>> begin Material for the task

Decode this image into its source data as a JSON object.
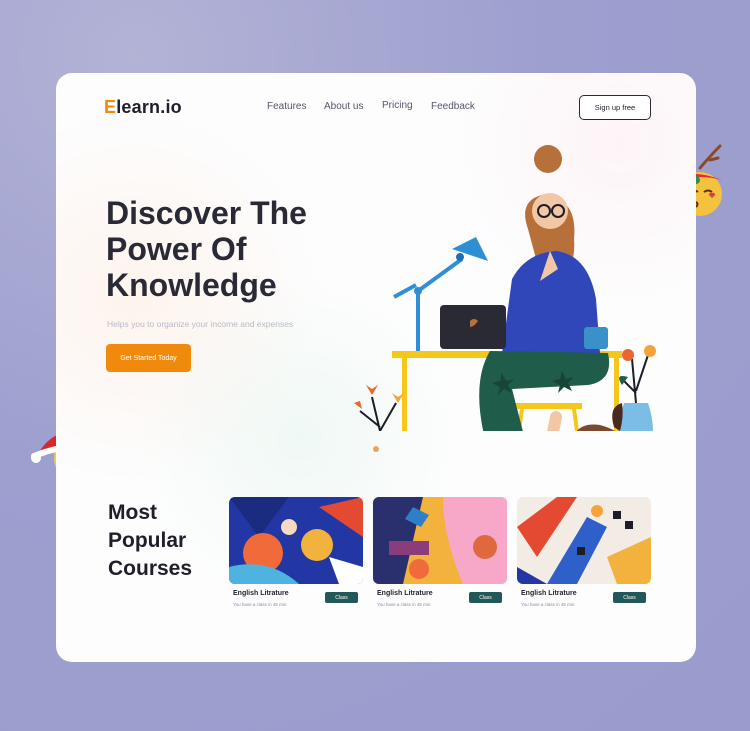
{
  "brand": {
    "logo_first": "E",
    "logo_rest": "learn.io"
  },
  "nav": {
    "items": [
      "Features",
      "About us",
      "Pricing",
      "Feedback"
    ],
    "signup_label": "Sign up free"
  },
  "hero": {
    "title_lines": [
      "Discover The",
      "Power Of",
      "Knowledge"
    ],
    "subtitle": "Helps you to organize your income and expenses",
    "cta_label": "Get Started Today"
  },
  "courses": {
    "title_lines": [
      "Most",
      "Popular",
      "Courses"
    ],
    "items": [
      {
        "name": "English Litrature",
        "meta": "You have a class in 45 min",
        "button": "Class"
      },
      {
        "name": "English Litrature",
        "meta": "You have a class in 45 min",
        "button": "Class"
      },
      {
        "name": "English Litrature",
        "meta": "You have a class in 45 min",
        "button": "Class"
      }
    ]
  },
  "colors": {
    "accent": "#f08a0d",
    "button_dark": "#235858",
    "background": "#9d9fcf"
  },
  "icons": [
    "reindeer-emoji-icon",
    "santa-hat-emoji-icon"
  ]
}
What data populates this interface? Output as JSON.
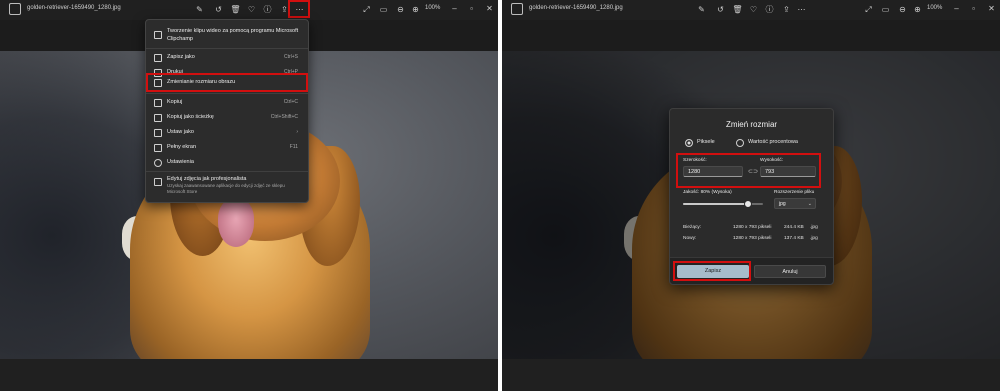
{
  "colors": {
    "highlight": "#d20f0f",
    "window_bg": "#1c1c1c",
    "menu_bg": "#2c2c2c",
    "primary_button": "#a7bccb"
  },
  "left": {
    "title": "golden-retriever-1659490_1280.jpg",
    "zoom": "100%",
    "toolbar_icons": [
      "edit-icon",
      "rotate-icon",
      "delete-icon",
      "favorite-icon",
      "info-icon",
      "share-icon",
      "more-icon"
    ],
    "view_icons": [
      "expand-icon",
      "fit-icon",
      "zoom-out-icon"
    ],
    "menu": {
      "clipchamp_line1": "Tworzenie klipu wideo za pomocą programu Microsoft",
      "clipchamp_line2": "Clipchamp",
      "save_as": "Zapisz jako",
      "save_as_sc": "Ctrl+S",
      "print": "Drukuj",
      "print_sc": "Ctrl+P",
      "resize": "Zmienianie rozmiaru obrazu",
      "copy": "Kopiuj",
      "copy_sc": "Ctrl+C",
      "copy_path": "Kopiuj jako ścieżkę",
      "copy_path_sc": "Ctrl+Shift+C",
      "set_as": "Ustaw jako",
      "set_as_arrow": "›",
      "fullscreen": "Pełny ekran",
      "fullscreen_sc": "F11",
      "settings": "Ustawienia",
      "pro_title": "Edytuj zdjęcia jak profesjonalista",
      "pro_sub1": "Uzyskaj zaawansowane aplikacje do edycji zdjęć ze sklepu",
      "pro_sub2": "Microsoft Store"
    }
  },
  "right": {
    "title": "golden-retriever-1659490_1280.jpg",
    "zoom": "100%",
    "dialog": {
      "title": "Zmień rozmiar",
      "radio_pixels": "Piksele",
      "radio_percent": "Wartość procentowa",
      "width_label": "Szerokość:",
      "height_label": "Wysokość:",
      "width_value": "1280",
      "height_value": "793",
      "quality_label": "Jakość: 80% (Wysoka)",
      "quality_percent": 80,
      "ext_label": "Rozszerzenie pliku",
      "ext_value": "jpg",
      "current_label": "Bieżący:",
      "current_dims": "1280 x 793 pikseli",
      "current_size": "244.4 KB",
      "current_ext": ".jpg",
      "new_label": "Nowy:",
      "new_dims": "1280 x 793 pikseli",
      "new_size": "137.4 KB",
      "new_ext": ".jpg",
      "save": "Zapisz",
      "cancel": "Anuluj"
    }
  }
}
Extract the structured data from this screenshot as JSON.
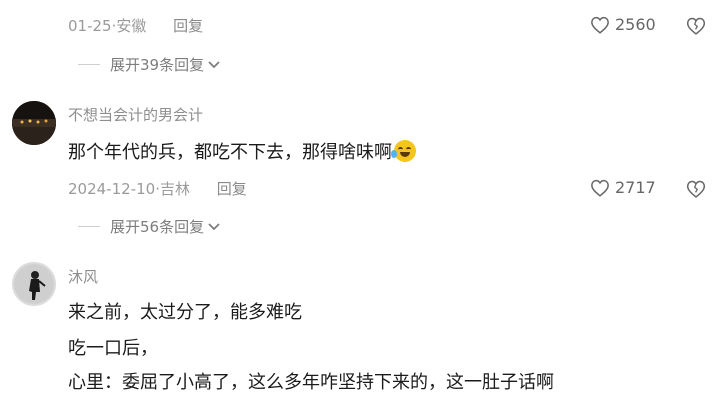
{
  "comments": [
    {
      "content": "",
      "date": "01-25",
      "location": "安徽",
      "reply_label": "回复",
      "likes": "2560",
      "expand_label": "展开39条回复"
    },
    {
      "username": "不想当会计的男会计",
      "content": "那个年代的兵，都吃不下去，那得啥味啊",
      "date": "2024-12-10",
      "location": "吉林",
      "reply_label": "回复",
      "likes": "2717",
      "expand_label": "展开56条回复"
    },
    {
      "username": "沐风",
      "content_lines": [
        "来之前，太过分了，能多难吃",
        "吃一口后，",
        "心里：委屈了小高了，这么多年咋坚持下来的，这一肚子话啊"
      ]
    }
  ],
  "separator": "·",
  "icons": {
    "like": "heart-outline-icon",
    "dislike": "heart-broken-outline-icon",
    "expand": "chevron-down-icon",
    "emoji": "laughing-tears-emoji"
  }
}
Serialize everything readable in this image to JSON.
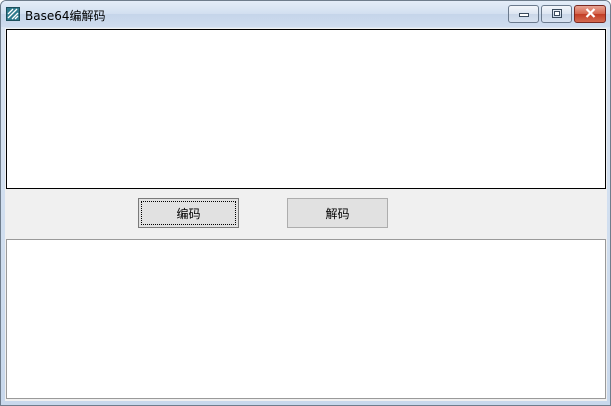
{
  "window": {
    "title": "Base64编解码",
    "icon": "app-icon"
  },
  "caption_buttons": {
    "minimize_icon": "minimize-icon",
    "maximize_icon": "maximize-icon",
    "close_icon": "close-icon"
  },
  "input": {
    "value": ""
  },
  "buttons": {
    "encode_label": "编码",
    "decode_label": "解码"
  },
  "output": {
    "value": ""
  },
  "colors": {
    "client_bg": "#f0f0f0",
    "close_button": "#c23c24",
    "title_bar": "#d2dff0"
  }
}
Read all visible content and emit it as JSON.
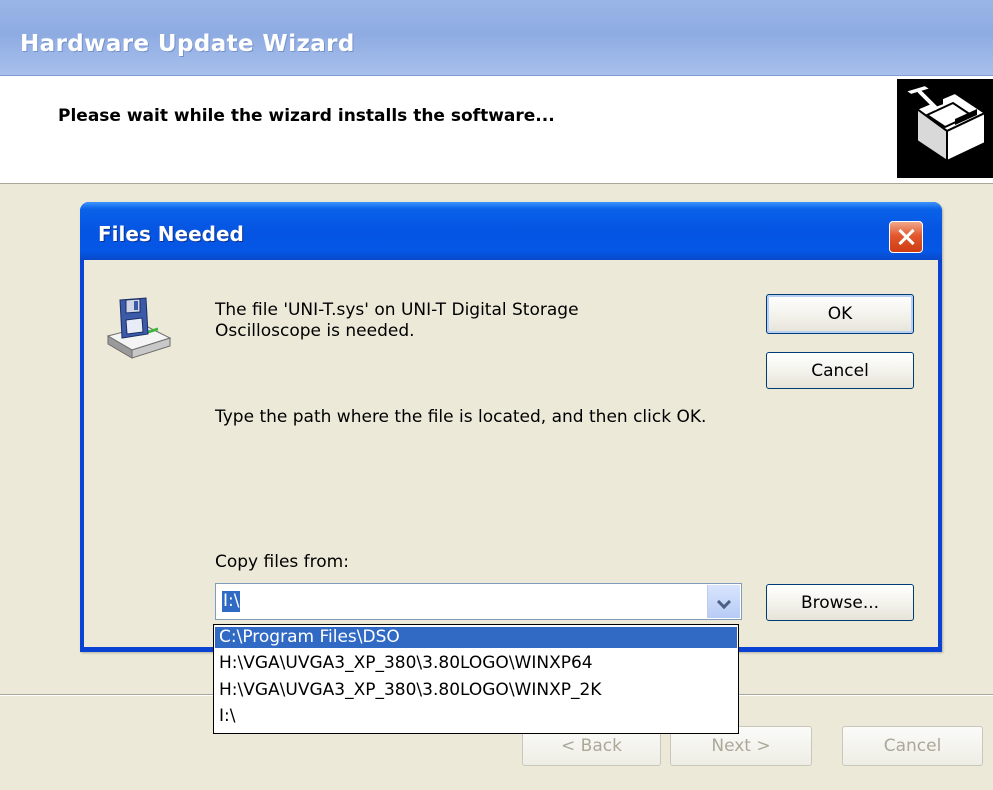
{
  "wizard": {
    "title": "Hardware Update Wizard",
    "heading": "Please wait while the wizard installs the software...",
    "buttons": {
      "back": "< Back",
      "next": "Next >",
      "cancel": "Cancel"
    }
  },
  "dialog": {
    "title": "Files Needed",
    "message1": "The file 'UNI-T.sys' on UNI-T Digital Storage Oscilloscope is needed.",
    "message2": "Type the path where the file is located, and then click OK.",
    "copy_label": "Copy files from:",
    "copy_value": "I:\\",
    "buttons": {
      "ok": "OK",
      "cancel": "Cancel",
      "browse": "Browse..."
    },
    "dropdown_items": [
      "C:\\Program Files\\DSO",
      "H:\\VGA\\UVGA3_XP_380\\3.80LOGO\\WINXP64",
      "H:\\VGA\\UVGA3_XP_380\\3.80LOGO\\WINXP_2K",
      "I:\\"
    ],
    "selected_index": 0
  },
  "icons": {
    "wizard_logo": "hardware-install-icon",
    "dialog_icon": "floppy-disk-drive-icon",
    "close": "close-icon",
    "dropdown_arrow": "chevron-down-icon"
  },
  "colors": {
    "titlebar_blue": "#0554e3",
    "selection_blue": "#316ac5",
    "window_face": "#ece9d8",
    "close_red": "#e2582e"
  }
}
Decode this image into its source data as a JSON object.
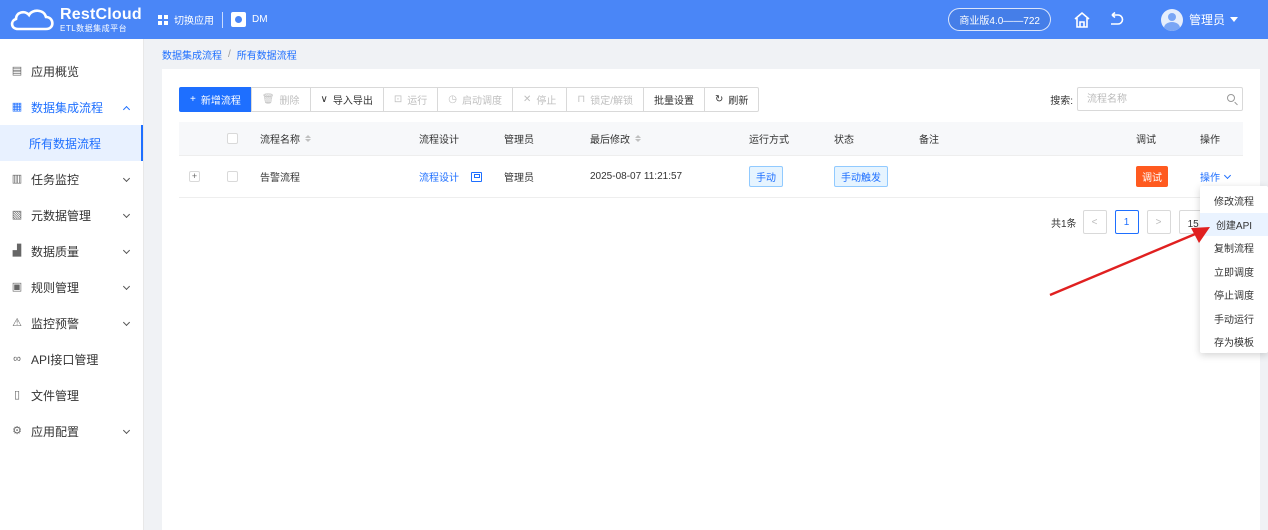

>> end Material for the task

Give back all entries exactly. No pictures belong in the copy.

Answer to the task —
Decode this image into its source data as a JSON object.
{
  "brand": {
    "logo_first": "E",
    "logo_rest": "learn.io"
  },
  "nav": {
    "items": [
      "Features",
      "About us",
      "Pricing",
      "Feedback"
    ],
    "signup_label": "Sign up free"
  },
  "hero": {
    "title_lines": [
      "Discover The",
      "Power Of",
      "Knowledge"
    ],
    "subtitle": "Helps you to organize your income and expenses",
    "cta_label": "Get Started Today"
  },
  "courses": {
    "title_lines": [
      "Most",
      "Popular",
      "Courses"
    ],
    "items": [
      {
        "name": "English Litrature",
        "meta": "You have a class in 45 min",
        "button": "Class"
      },
      {
        "name": "English Litrature",
        "meta": "You have a class in 45 min",
        "button": "Class"
      },
      {
        "name": "English Litrature",
        "meta": "You have a class in 45 min",
        "button": "Class"
      }
    ]
  },
  "colors": {
    "accent": "#f08a0d",
    "button_dark": "#235858",
    "background": "#9d9fcf"
  },
  "icons": [
    "reindeer-emoji-icon",
    "santa-hat-emoji-icon"
  ]
}
What data populates this interface? Output as JSON.
{
  "colors": {
    "highlight": "#d20f0f",
    "window_bg": "#1c1c1c",
    "menu_bg": "#2c2c2c",
    "primary_button": "#a7bccb"
  },
  "left": {
    "title": "golden-retriever-1659490_1280.jpg",
    "zoom": "100%",
    "toolbar_icons": [
      "edit-icon",
      "rotate-icon",
      "delete-icon",
      "favorite-icon",
      "info-icon",
      "share-icon",
      "more-icon"
    ],
    "view_icons": [
      "expand-icon",
      "fit-icon",
      "zoom-out-icon"
    ],
    "menu": {
      "clipchamp_line1": "Tworzenie klipu wideo za pomocą programu Microsoft",
      "clipchamp_line2": "Clipchamp",
      "save_as": "Zapisz jako",
      "save_as_sc": "Ctrl+S",
      "print": "Drukuj",
      "print_sc": "Ctrl+P",
      "resize": "Zmienianie rozmiaru obrazu",
      "copy": "Kopiuj",
      "copy_sc": "Ctrl+C",
      "copy_path": "Kopiuj jako ścieżkę",
      "copy_path_sc": "Ctrl+Shift+C",
      "set_as": "Ustaw jako",
      "set_as_arrow": "›",
      "fullscreen": "Pełny ekran",
      "fullscreen_sc": "F11",
      "settings": "Ustawienia",
      "pro_title": "Edytuj zdjęcia jak profesjonalista",
      "pro_sub1": "Uzyskaj zaawansowane aplikacje do edycji zdjęć ze sklepu",
      "pro_sub2": "Microsoft Store"
    }
  },
  "right": {
    "title": "golden-retriever-1659490_1280.jpg",
    "zoom": "100%",
    "dialog": {
      "title": "Zmień rozmiar",
      "radio_pixels": "Piksele",
      "radio_percent": "Wartość procentowa",
      "width_label": "Szerokość:",
      "height_label": "Wysokość:",
      "width_value": "1280",
      "height_value": "793",
      "quality_label": "Jakość: 80% (Wysoka)",
      "quality_percent": 80,
      "ext_label": "Rozszerzenie pliku",
      "ext_value": "jpg",
      "current_label": "Bieżący:",
      "current_dims": "1280 x 793 pikseli",
      "current_size": "244.4 KB",
      "current_ext": ".jpg",
      "new_label": "Nowy:",
      "new_dims": "1280 x 793 pikseli",
      "new_size": "137.4 KB",
      "new_ext": ".jpg",
      "save": "Zapisz",
      "cancel": "Anuluj"
    }
  }
}
Extract the structured data from this screenshot as JSON.
{
  "comments": [
    {
      "content": "",
      "date": "01-25",
      "location": "安徽",
      "reply_label": "回复",
      "likes": "2560",
      "expand_label": "展开39条回复"
    },
    {
      "username": "不想当会计的男会计",
      "content": "那个年代的兵，都吃不下去，那得啥味啊",
      "date": "2024-12-10",
      "location": "吉林",
      "reply_label": "回复",
      "likes": "2717",
      "expand_label": "展开56条回复"
    },
    {
      "username": "沐风",
      "content_lines": [
        "来之前，太过分了，能多难吃",
        "吃一口后，",
        "心里：委屈了小高了，这么多年咋坚持下来的，这一肚子话啊"
      ]
    }
  ],
  "separator": "·",
  "icons": {
    "like": "heart-outline-icon",
    "dislike": "heart-broken-outline-icon",
    "expand": "chevron-down-icon",
    "emoji": "laughing-tears-emoji"
  }
}
Serialize everything readable in this image to JSON.
{
  "window": {
    "title": "Base64编解码",
    "icon": "app-icon"
  },
  "caption_buttons": {
    "minimize_icon": "minimize-icon",
    "maximize_icon": "maximize-icon",
    "close_icon": "close-icon"
  },
  "input": {
    "value": ""
  },
  "buttons": {
    "encode_label": "编码",
    "decode_label": "解码"
  },
  "output": {
    "value": ""
  },
  "colors": {
    "client_bg": "#f0f0f0",
    "close_button": "#c23c24",
    "title_bar": "#d2dff0"
  }
}
Read all visible content and emit it as JSON.
{
  "wizard": {
    "title": "Hardware Update Wizard",
    "heading": "Please wait while the wizard installs the software...",
    "buttons": {
      "back": "< Back",
      "next": "Next >",
      "cancel": "Cancel"
    }
  },
  "dialog": {
    "title": "Files Needed",
    "message1": "The file 'UNI-T.sys' on UNI-T Digital Storage Oscilloscope is needed.",
    "message2": "Type the path where the file is located, and then click OK.",
    "copy_label": "Copy files from:",
    "copy_value": "I:\\",
    "buttons": {
      "ok": "OK",
      "cancel": "Cancel",
      "browse": "Browse..."
    },
    "dropdown_items": [
      "C:\\Program Files\\DSO",
      "H:\\VGA\\UVGA3_XP_380\\3.80LOGO\\WINXP64",
      "H:\\VGA\\UVGA3_XP_380\\3.80LOGO\\WINXP_2K",
      "I:\\"
    ],
    "selected_index": 0
  },
  "icons": {
    "wizard_logo": "hardware-install-icon",
    "dialog_icon": "floppy-disk-drive-icon",
    "close": "close-icon",
    "dropdown_arrow": "chevron-down-icon"
  },
  "colors": {
    "titlebar_blue": "#0554e3",
    "selection_blue": "#316ac5",
    "window_face": "#ece9d8",
    "close_red": "#e2582e"
  }
}
Decode this image into its source data as a JSON object.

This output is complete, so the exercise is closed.